--- Start of Materials provided ---
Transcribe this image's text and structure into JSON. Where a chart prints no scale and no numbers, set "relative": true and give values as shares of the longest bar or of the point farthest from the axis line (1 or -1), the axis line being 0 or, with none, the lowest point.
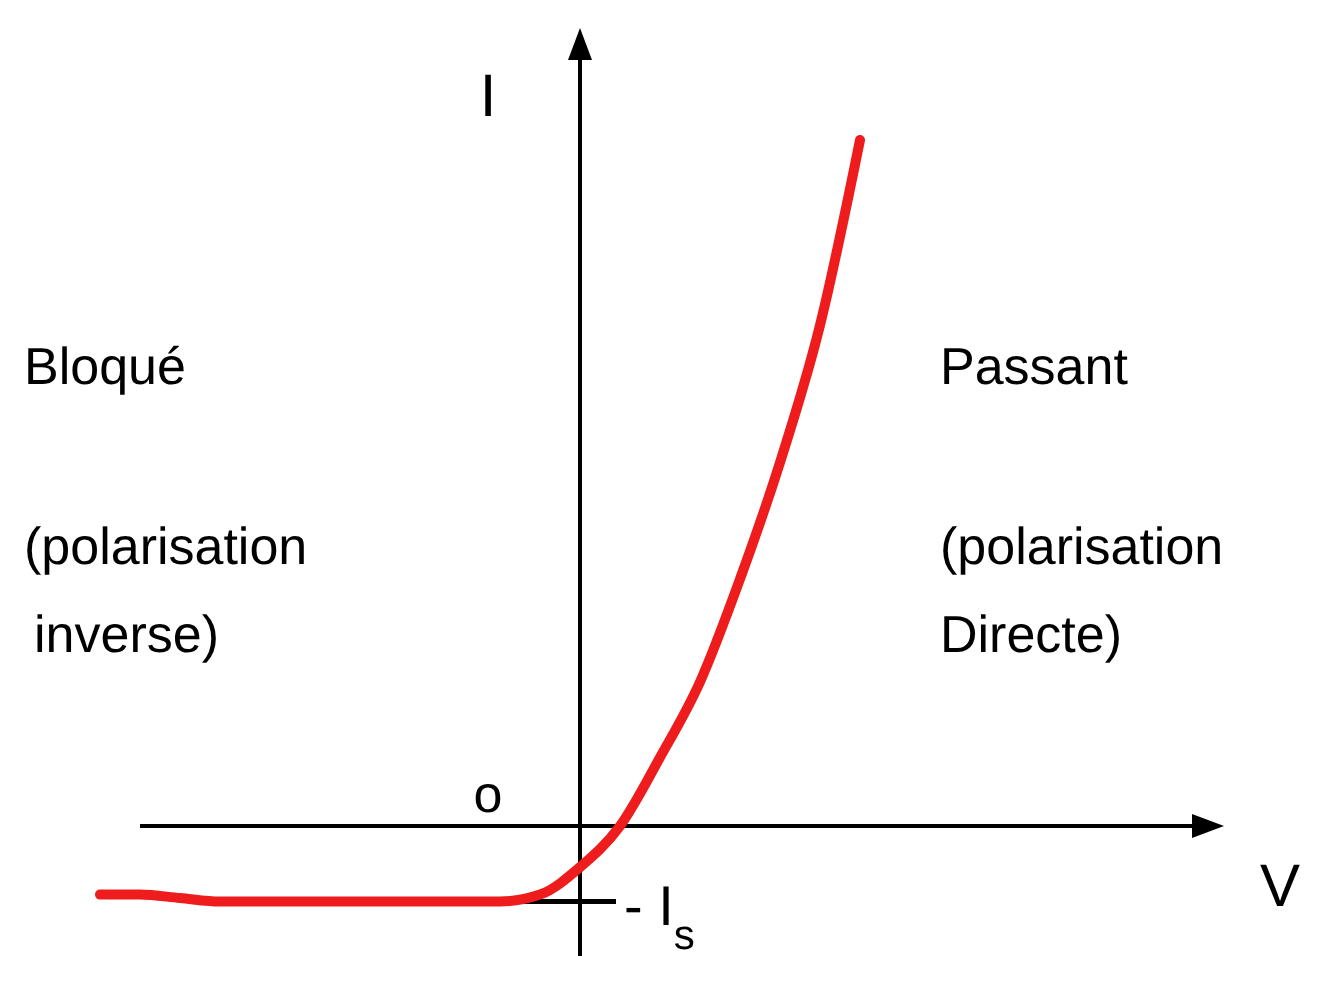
{
  "chart_data": {
    "type": "line",
    "relative": true,
    "ylabel": "I",
    "categories": [
      null,
      null,
      null,
      null,
      null,
      null,
      null,
      null,
      null,
      null,
      null,
      null,
      null,
      null,
      null,
      null,
      null,
      null,
      null,
      null
    ],
    "series": [
      {
        "color": "#ee1c1c",
        "values": [
          -0.1,
          -0.1,
          -0.105,
          -0.11,
          -0.11,
          -0.11,
          -0.11,
          -0.11,
          -0.11,
          -0.11,
          -0.11,
          -0.1,
          -0.06,
          0.0,
          0.1,
          0.21,
          0.36,
          0.53,
          0.73,
          1.0
        ]
      }
    ],
    "ref_lines": [
      {
        "axis": "y",
        "value": -0.11,
        "label": "- I$_{s}$",
        "color": "#000000"
      }
    ],
    "annotations": [
      "Bloqué",
      "(polarisation inverse)",
      "Passant",
      "(polarisation Directe)",
      "o",
      "V"
    ],
    "marker": "none",
    "line_style": "solid"
  }
}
--- End of Materials provided ---
Exercise instructions.
Skip the pictures and transcribe the rest of the records exactly.

Task solution.
Transcribe this image's text and structure into JSON. Where a chart prints no scale and no numbers, set "relative": true and give values as shares of the longest bar or of the point farthest from the axis line (1 or -1), the axis line being 0 or, with none, the lowest point.
{
  "chart_data": {
    "type": "line",
    "relative": true,
    "ylabel": "I",
    "categories": [
      null,
      null,
      null,
      null,
      null,
      null,
      null,
      null,
      null,
      null,
      null,
      null,
      null,
      null,
      null,
      null,
      null,
      null,
      null,
      null
    ],
    "series": [
      {
        "color": "#ee1c1c",
        "values": [
          -0.1,
          -0.1,
          -0.105,
          -0.11,
          -0.11,
          -0.11,
          -0.11,
          -0.11,
          -0.11,
          -0.11,
          -0.11,
          -0.1,
          -0.06,
          0.0,
          0.1,
          0.21,
          0.36,
          0.53,
          0.73,
          1.0
        ]
      }
    ],
    "ref_lines": [
      {
        "axis": "y",
        "value": -0.11,
        "label": "- I$_{s}$",
        "color": "#000000"
      }
    ],
    "annotations": [
      "Bloqué",
      "(polarisation inverse)",
      "Passant",
      "(polarisation Directe)",
      "o",
      "V"
    ],
    "marker": "none",
    "line_style": "solid"
  }
}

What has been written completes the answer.